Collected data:
begin

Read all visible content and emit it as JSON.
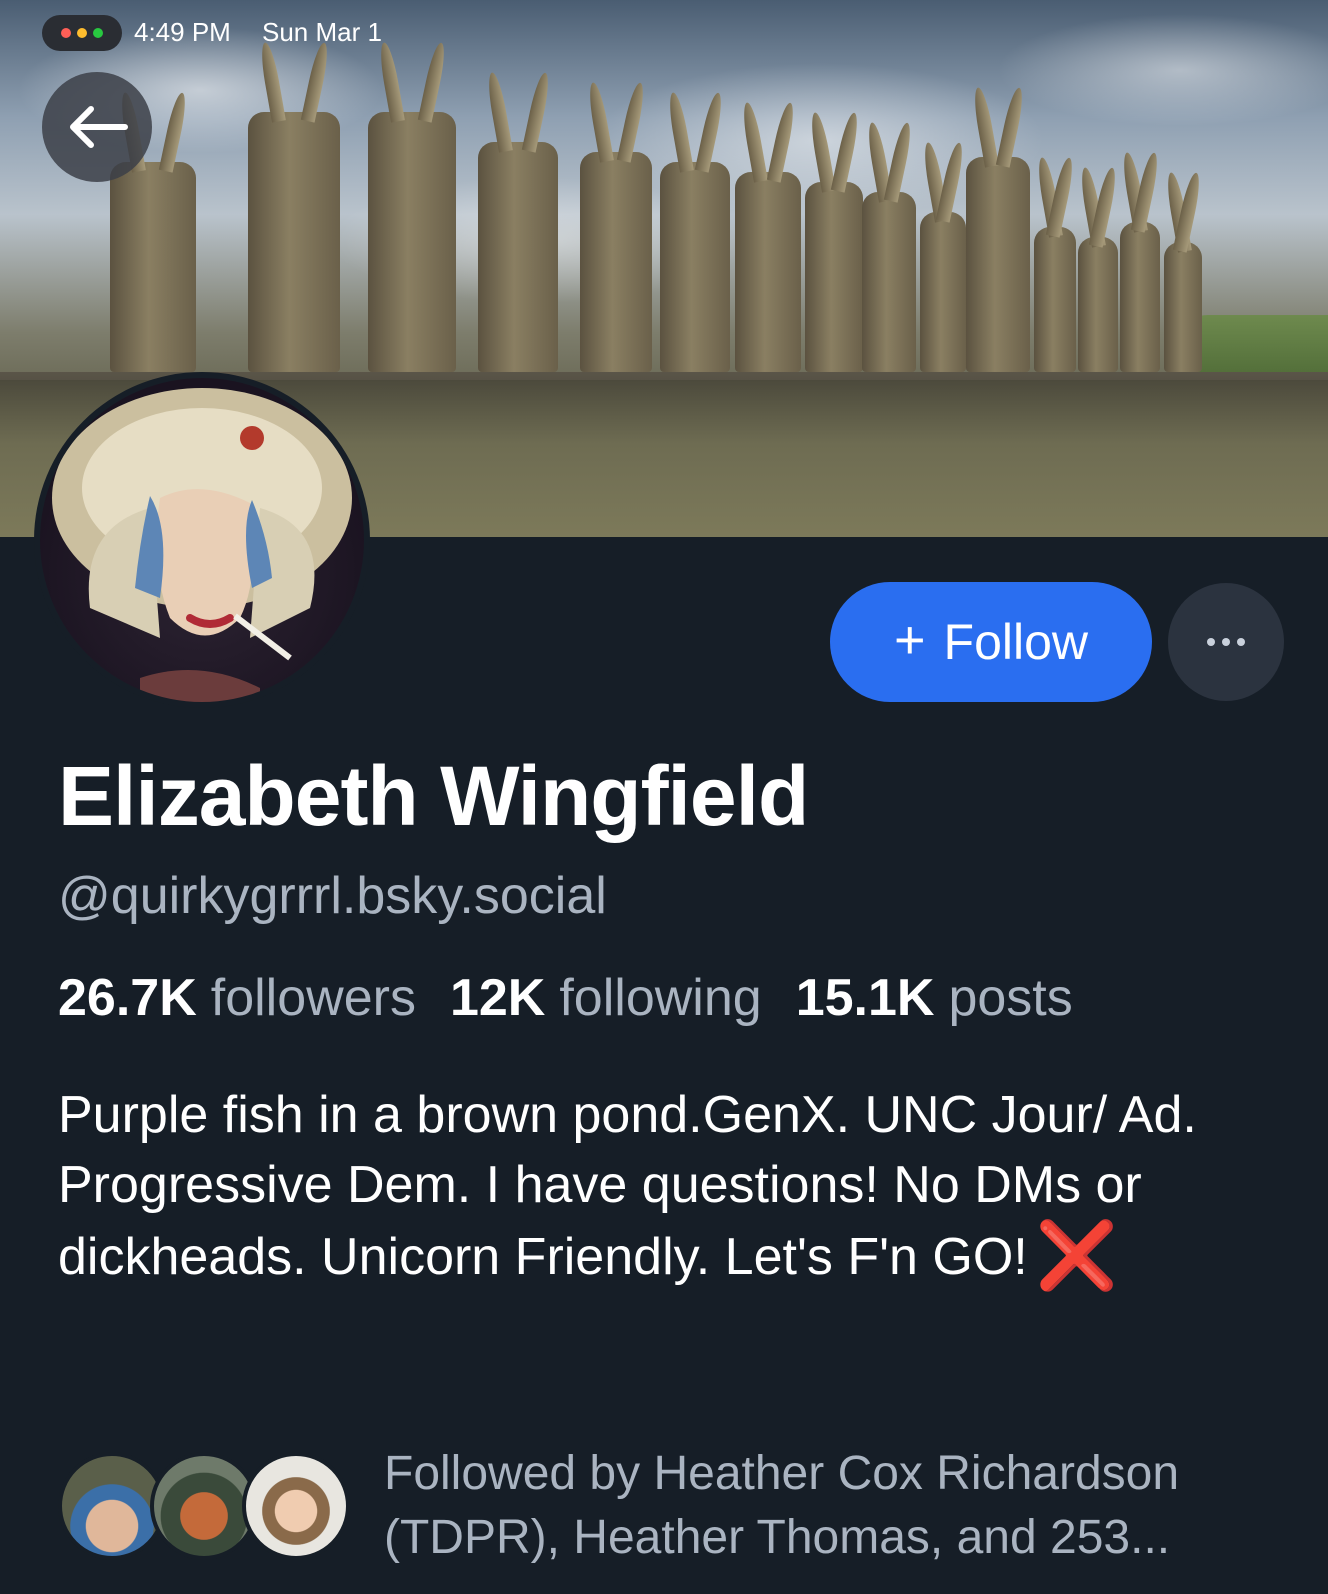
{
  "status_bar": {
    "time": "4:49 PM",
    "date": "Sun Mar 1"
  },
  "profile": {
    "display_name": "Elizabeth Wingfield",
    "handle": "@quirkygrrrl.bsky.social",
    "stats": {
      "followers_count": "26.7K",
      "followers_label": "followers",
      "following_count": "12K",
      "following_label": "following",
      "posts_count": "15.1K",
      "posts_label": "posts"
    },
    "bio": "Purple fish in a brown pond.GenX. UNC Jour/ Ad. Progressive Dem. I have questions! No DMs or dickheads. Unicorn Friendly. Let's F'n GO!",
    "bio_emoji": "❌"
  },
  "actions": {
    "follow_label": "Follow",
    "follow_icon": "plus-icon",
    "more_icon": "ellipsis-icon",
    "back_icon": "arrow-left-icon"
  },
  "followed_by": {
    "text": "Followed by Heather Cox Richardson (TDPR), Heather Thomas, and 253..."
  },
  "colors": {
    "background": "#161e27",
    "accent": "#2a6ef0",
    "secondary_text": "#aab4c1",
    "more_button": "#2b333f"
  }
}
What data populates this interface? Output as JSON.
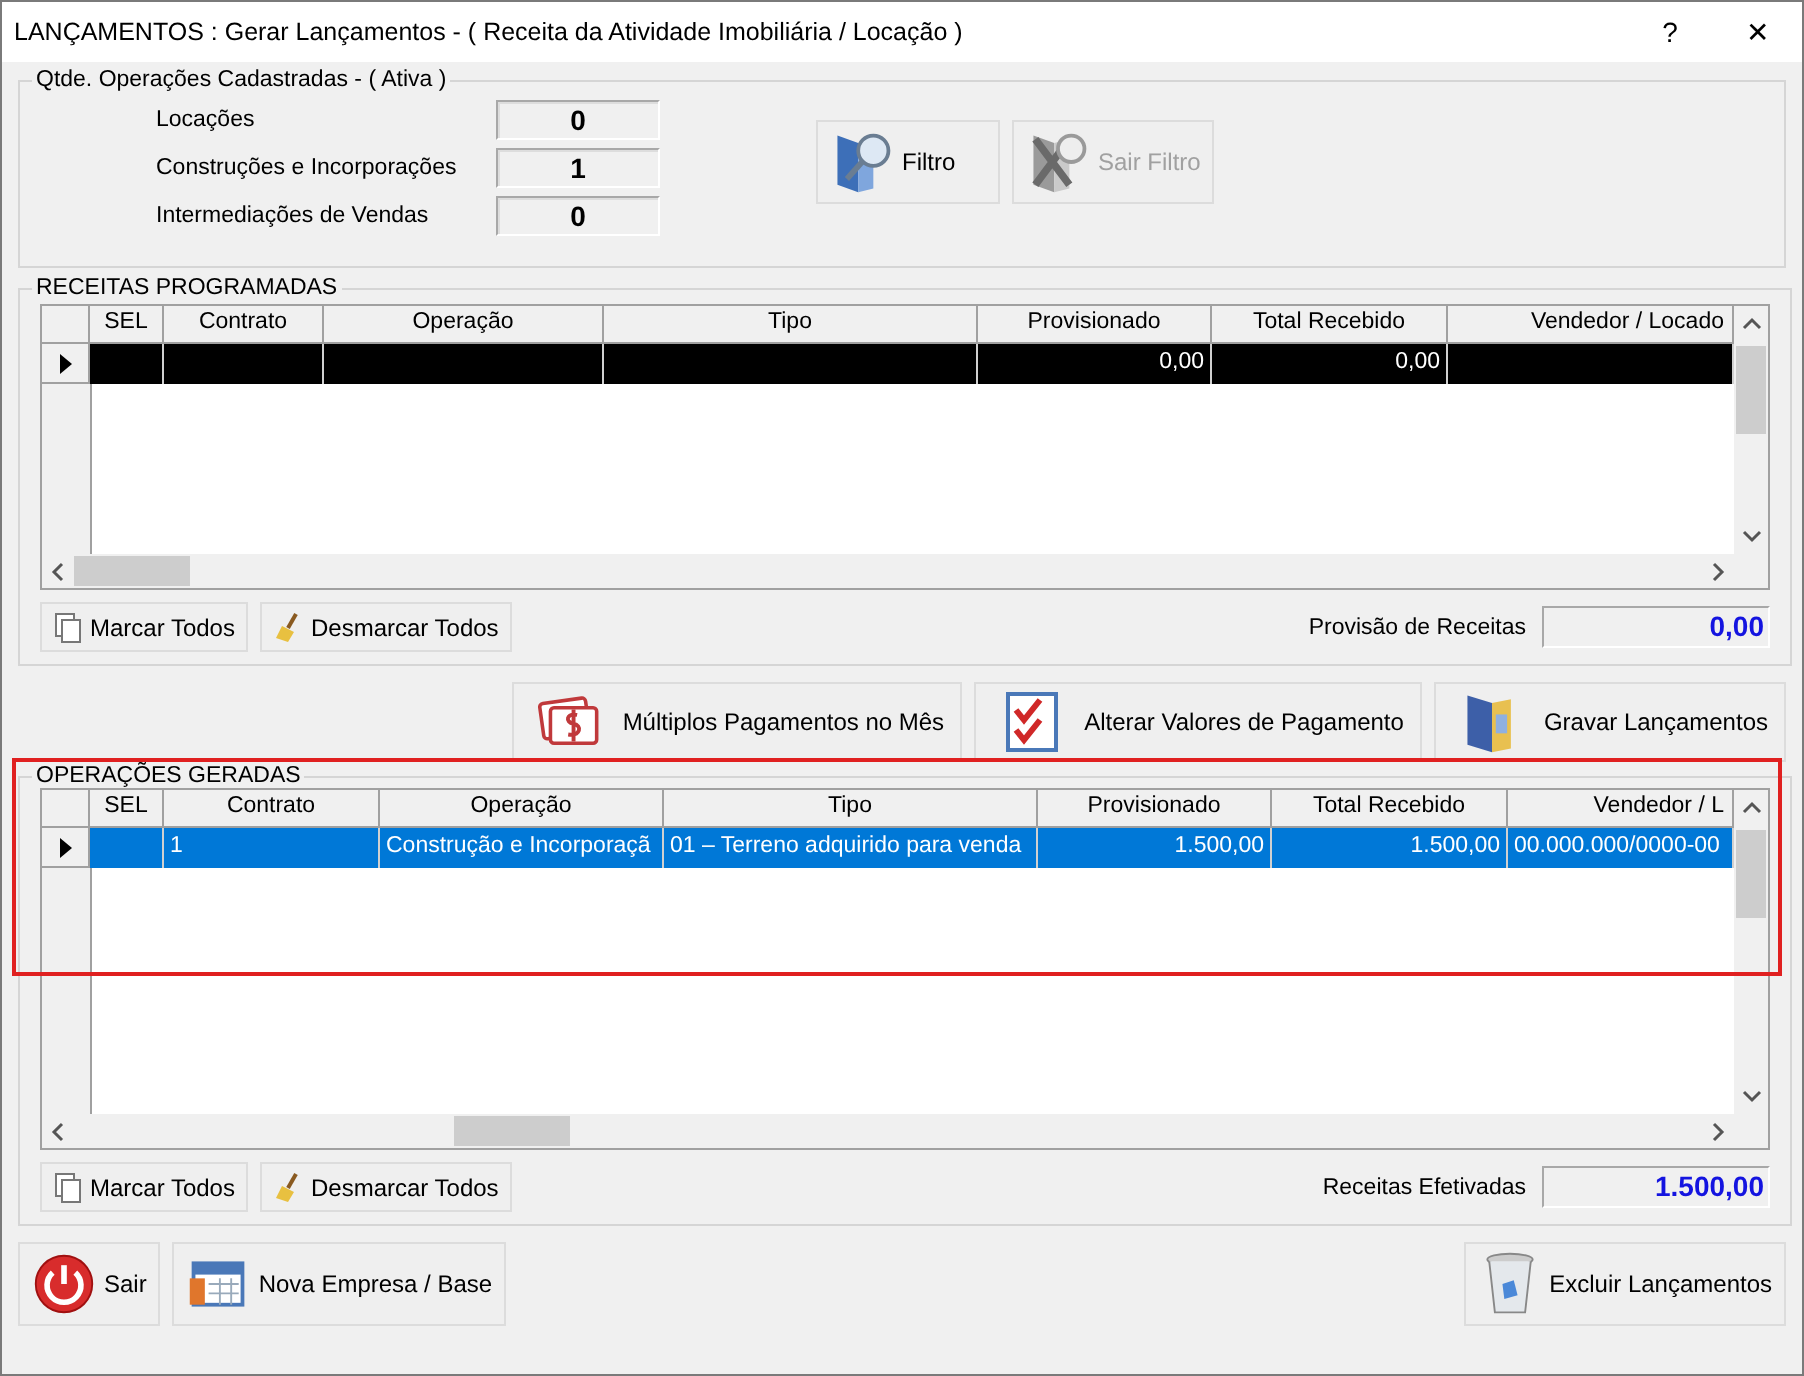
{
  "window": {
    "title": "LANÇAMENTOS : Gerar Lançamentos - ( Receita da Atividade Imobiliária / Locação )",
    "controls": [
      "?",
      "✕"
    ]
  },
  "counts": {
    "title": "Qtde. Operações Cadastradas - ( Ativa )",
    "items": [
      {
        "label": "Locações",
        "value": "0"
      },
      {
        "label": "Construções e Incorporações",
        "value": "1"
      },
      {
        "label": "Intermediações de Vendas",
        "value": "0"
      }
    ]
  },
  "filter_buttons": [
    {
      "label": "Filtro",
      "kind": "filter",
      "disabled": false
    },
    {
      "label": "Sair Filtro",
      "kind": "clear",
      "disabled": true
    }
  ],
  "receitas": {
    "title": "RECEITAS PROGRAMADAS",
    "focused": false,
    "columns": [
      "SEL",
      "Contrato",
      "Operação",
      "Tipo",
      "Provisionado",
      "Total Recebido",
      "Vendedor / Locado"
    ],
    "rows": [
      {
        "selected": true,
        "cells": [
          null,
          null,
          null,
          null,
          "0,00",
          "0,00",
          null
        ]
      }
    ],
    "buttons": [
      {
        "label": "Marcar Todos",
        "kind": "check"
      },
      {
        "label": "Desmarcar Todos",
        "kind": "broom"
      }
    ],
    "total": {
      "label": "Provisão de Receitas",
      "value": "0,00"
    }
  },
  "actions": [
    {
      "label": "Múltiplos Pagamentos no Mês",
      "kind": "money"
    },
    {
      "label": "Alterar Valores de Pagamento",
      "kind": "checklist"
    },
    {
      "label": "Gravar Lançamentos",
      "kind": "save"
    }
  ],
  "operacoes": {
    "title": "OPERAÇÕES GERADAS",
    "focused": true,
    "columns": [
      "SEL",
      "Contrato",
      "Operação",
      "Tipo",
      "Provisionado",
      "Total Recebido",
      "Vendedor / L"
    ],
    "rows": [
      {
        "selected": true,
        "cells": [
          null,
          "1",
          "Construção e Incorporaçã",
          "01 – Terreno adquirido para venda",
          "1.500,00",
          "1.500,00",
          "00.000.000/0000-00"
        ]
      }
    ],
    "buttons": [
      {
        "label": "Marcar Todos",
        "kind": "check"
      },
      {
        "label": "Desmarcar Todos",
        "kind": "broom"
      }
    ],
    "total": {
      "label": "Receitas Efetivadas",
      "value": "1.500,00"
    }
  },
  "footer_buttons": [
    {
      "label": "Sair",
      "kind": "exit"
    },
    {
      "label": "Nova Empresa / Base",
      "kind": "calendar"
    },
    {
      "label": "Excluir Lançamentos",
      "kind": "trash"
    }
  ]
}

end

# [TO DO]
Read the data above and pull out each line that holds the string "Lançamentos".

# [ANSWER TO THE PROBLEM]
    "title": "LANÇAMENTOS : Gerar Lançamentos - ( Receita da Atividade Imobiliária / Locação )",
      "label": "Gravar Lançamentos",
      "label": "Excluir Lançamentos",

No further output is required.